--- START OF SUPPLIED MATERIAL ---
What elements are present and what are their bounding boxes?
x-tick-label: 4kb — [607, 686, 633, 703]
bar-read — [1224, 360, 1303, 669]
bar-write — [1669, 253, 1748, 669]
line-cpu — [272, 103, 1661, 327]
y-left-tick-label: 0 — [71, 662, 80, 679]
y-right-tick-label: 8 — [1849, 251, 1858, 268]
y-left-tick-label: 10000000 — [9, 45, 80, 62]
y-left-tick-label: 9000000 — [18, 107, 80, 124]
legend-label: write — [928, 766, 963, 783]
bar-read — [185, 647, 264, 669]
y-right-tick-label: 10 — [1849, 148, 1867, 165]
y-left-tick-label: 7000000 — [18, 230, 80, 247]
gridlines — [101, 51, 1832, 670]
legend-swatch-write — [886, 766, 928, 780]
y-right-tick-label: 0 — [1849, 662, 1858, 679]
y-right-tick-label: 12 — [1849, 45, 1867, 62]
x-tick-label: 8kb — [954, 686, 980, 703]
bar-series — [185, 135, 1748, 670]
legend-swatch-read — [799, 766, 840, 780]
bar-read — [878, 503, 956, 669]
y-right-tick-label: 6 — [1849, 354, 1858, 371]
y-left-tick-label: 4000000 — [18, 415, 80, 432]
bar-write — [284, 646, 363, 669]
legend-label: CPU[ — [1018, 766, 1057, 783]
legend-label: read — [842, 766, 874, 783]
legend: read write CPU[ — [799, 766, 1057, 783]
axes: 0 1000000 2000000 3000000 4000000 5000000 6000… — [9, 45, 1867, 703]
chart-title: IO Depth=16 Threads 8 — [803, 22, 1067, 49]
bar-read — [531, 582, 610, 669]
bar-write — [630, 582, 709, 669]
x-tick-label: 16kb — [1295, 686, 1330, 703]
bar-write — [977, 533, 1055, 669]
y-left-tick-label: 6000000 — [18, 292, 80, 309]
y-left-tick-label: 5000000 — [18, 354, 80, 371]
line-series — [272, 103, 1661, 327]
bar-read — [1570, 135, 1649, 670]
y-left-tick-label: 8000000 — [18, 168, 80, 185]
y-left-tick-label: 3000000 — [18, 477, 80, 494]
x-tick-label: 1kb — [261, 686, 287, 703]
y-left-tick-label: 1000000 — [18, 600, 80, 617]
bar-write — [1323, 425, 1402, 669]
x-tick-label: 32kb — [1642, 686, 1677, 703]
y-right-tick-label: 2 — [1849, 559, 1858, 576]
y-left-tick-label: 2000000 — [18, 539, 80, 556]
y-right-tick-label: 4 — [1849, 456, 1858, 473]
--- END OF SUPPLIED MATERIAL ---
*WHAT IS NEEDED*. Show every line of the listing that contains the string "legend", with uppercase and lowercase letters treated as distinct.

*EXERCISE RESPONSE*.
legend-label: write — [928, 766, 963, 783]
legend-swatch-write — [886, 766, 928, 780]
legend-swatch-read — [799, 766, 840, 780]
legend-label: CPU[ — [1018, 766, 1057, 783]
legend-label: read — [842, 766, 874, 783]
legend: read write CPU[ — [799, 766, 1057, 783]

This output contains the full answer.